Raw records:
━━━
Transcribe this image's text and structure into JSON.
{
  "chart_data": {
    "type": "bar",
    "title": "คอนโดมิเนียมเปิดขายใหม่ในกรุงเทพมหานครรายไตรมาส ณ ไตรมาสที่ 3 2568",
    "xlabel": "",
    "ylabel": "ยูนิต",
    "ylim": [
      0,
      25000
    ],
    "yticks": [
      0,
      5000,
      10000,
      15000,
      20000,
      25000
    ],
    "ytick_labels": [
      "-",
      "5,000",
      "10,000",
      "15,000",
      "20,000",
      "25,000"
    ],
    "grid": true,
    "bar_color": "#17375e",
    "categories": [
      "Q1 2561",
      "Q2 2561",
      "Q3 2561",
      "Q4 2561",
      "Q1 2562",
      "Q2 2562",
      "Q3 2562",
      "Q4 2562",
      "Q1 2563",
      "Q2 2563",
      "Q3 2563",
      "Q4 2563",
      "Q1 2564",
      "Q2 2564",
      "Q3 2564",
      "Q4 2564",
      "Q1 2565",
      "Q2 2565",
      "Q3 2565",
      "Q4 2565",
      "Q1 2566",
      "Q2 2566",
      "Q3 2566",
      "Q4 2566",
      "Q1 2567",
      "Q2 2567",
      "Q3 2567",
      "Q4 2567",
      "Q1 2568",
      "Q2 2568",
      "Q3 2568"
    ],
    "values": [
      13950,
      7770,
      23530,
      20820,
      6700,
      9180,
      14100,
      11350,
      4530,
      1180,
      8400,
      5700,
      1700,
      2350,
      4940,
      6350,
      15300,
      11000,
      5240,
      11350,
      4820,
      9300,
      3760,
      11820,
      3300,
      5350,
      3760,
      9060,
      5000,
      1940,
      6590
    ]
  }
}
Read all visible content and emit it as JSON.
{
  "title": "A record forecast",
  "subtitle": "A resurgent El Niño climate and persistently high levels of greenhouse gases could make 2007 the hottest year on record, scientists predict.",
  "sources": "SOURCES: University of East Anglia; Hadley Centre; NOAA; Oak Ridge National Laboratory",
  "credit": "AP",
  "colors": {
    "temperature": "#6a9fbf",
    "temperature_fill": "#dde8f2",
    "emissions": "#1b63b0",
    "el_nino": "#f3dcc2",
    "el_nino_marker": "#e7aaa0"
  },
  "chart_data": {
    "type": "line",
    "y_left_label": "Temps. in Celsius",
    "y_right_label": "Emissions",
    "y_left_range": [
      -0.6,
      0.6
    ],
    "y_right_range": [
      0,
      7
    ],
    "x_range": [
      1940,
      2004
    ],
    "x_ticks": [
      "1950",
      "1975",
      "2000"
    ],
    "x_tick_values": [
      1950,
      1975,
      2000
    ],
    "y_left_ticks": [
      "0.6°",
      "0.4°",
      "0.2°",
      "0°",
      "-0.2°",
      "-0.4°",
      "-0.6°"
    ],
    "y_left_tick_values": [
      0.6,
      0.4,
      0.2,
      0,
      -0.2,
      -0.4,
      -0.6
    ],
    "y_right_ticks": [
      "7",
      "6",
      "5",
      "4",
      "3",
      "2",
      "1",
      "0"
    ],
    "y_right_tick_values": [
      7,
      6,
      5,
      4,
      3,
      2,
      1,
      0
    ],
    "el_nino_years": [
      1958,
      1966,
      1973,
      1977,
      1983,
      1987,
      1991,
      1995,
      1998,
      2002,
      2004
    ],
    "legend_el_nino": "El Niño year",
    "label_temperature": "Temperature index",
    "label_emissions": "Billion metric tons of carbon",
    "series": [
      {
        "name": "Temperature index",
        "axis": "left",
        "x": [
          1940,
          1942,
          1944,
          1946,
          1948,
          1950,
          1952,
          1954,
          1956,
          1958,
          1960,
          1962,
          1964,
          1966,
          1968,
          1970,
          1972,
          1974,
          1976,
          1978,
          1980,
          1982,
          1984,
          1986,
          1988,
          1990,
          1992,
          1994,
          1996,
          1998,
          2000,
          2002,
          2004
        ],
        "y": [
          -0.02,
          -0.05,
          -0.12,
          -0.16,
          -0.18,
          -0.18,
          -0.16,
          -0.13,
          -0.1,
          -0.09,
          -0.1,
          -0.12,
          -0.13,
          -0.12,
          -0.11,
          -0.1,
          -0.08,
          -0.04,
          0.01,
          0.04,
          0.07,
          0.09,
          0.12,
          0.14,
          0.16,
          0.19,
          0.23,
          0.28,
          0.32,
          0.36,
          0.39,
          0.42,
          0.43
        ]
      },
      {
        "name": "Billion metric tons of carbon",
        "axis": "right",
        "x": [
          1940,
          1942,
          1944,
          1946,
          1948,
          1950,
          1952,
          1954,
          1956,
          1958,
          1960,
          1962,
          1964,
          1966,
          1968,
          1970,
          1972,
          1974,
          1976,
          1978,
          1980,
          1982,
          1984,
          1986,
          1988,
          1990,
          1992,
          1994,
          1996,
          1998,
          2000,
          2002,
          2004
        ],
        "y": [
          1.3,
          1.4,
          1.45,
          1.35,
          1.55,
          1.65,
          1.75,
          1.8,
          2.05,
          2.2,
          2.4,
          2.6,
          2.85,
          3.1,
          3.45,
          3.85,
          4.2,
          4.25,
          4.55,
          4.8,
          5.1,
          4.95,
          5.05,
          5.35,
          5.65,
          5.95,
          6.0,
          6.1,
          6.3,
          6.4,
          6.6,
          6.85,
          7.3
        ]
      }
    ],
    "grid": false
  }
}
━━━
Task objective: Extract every line from the records above that contains the word "Billion".

Result of this task:
    "label_emissions": "Billion metric tons of carbon",
        "name": "Billion metric tons of carbon",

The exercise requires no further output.